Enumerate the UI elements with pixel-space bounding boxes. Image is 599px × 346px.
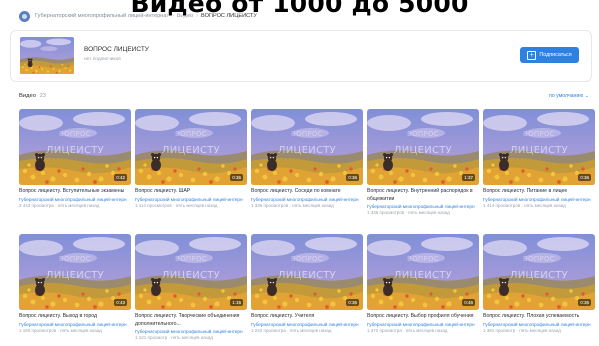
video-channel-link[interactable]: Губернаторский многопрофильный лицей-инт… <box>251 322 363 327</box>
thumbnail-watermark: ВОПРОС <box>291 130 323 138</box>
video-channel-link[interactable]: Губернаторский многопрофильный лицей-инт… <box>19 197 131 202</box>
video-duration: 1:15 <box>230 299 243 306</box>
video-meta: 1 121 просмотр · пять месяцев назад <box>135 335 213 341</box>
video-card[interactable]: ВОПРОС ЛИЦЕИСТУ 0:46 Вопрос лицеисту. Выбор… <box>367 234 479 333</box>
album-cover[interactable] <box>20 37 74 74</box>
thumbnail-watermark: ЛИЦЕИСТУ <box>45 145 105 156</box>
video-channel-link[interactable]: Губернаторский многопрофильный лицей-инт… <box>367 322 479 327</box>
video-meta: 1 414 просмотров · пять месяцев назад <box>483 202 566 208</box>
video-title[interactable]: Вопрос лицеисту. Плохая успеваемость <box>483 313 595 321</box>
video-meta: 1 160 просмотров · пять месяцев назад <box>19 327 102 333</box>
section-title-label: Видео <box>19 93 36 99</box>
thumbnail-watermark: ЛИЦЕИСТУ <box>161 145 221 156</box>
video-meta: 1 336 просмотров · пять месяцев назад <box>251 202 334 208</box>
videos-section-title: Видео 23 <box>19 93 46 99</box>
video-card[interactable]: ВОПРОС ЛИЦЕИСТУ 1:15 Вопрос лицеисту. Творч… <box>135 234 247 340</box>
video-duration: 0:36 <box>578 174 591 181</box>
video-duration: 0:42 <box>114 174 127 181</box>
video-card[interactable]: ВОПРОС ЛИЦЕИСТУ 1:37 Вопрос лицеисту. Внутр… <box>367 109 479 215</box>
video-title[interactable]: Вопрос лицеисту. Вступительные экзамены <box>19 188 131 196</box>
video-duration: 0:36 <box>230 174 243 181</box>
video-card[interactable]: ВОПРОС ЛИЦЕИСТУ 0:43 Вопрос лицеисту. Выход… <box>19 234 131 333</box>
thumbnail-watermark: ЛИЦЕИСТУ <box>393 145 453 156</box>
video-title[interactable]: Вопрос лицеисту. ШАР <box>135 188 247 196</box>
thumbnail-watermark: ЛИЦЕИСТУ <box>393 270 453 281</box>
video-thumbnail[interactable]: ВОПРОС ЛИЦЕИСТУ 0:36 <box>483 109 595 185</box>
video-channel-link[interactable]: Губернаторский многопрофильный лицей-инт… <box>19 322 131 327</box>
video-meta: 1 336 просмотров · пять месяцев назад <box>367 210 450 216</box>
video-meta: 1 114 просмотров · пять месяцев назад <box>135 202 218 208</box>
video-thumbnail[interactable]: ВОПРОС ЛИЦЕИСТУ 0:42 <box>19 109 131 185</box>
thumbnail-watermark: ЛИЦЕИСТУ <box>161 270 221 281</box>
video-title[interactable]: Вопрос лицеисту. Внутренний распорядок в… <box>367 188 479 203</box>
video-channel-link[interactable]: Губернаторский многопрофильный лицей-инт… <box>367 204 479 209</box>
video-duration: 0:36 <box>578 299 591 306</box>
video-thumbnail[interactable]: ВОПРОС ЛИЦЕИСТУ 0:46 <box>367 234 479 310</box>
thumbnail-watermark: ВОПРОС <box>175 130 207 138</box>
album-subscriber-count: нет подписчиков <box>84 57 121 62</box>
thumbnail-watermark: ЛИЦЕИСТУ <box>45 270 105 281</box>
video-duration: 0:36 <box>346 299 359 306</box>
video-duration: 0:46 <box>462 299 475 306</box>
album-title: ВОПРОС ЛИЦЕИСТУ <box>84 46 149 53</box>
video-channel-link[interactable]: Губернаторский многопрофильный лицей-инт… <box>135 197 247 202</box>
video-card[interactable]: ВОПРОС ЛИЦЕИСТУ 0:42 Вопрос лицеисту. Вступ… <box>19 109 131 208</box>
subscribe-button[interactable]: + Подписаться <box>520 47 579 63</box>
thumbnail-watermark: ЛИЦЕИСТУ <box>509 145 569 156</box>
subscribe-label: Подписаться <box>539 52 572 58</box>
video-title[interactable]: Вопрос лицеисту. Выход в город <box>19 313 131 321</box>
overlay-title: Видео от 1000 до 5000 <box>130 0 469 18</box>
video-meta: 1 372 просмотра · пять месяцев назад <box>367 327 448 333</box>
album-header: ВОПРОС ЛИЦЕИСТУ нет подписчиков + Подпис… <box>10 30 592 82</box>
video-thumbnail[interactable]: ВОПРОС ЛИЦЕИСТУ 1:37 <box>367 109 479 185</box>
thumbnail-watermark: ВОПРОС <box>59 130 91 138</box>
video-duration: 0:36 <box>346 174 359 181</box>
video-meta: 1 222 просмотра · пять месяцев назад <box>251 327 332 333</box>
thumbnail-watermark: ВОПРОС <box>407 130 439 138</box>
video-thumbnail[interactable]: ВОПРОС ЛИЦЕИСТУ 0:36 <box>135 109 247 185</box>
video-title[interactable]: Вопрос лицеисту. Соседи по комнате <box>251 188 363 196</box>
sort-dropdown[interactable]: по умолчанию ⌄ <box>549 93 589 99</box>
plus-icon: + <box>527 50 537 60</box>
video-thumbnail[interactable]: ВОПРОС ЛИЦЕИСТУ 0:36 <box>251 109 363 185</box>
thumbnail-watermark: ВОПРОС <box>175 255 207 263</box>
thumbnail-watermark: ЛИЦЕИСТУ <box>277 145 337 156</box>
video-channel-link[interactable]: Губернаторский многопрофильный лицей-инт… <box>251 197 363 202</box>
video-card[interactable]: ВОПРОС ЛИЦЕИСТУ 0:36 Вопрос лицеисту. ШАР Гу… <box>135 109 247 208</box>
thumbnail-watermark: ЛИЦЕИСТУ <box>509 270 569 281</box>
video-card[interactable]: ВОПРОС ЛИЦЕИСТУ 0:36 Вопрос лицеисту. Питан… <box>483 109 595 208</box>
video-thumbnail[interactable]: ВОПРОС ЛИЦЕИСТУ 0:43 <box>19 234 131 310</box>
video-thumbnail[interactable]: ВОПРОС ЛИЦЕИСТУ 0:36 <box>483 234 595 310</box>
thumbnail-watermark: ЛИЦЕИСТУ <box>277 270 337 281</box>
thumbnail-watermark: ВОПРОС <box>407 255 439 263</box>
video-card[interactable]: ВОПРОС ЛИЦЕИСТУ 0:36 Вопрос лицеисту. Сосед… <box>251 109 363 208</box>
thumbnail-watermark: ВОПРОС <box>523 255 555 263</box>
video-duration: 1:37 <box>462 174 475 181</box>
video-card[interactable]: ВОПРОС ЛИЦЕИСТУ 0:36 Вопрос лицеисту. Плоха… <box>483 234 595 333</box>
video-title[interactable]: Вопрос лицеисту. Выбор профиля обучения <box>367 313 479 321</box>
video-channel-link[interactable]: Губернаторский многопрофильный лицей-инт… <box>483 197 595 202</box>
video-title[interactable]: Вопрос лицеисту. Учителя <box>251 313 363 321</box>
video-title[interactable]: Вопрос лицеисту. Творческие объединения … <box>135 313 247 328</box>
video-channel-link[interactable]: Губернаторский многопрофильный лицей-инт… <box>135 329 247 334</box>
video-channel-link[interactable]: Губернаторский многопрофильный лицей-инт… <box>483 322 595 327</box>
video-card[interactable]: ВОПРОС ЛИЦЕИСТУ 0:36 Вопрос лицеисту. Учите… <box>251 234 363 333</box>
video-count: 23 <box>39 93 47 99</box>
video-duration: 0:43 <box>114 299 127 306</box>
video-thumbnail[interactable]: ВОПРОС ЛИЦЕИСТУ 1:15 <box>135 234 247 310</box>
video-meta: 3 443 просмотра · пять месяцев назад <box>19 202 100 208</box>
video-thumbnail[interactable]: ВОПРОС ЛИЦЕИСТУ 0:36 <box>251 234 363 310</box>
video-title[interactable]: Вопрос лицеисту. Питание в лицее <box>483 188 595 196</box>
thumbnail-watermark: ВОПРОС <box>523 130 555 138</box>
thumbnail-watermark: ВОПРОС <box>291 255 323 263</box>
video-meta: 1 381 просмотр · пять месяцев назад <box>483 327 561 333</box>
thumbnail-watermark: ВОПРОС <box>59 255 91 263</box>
......
Copy out each line of the records above that contains the string "section". Case counts.

* Output *
section-title-label: Видео <box>19 93 36 99</box>
videos-section-title: Видео 23 <box>19 93 46 99</box>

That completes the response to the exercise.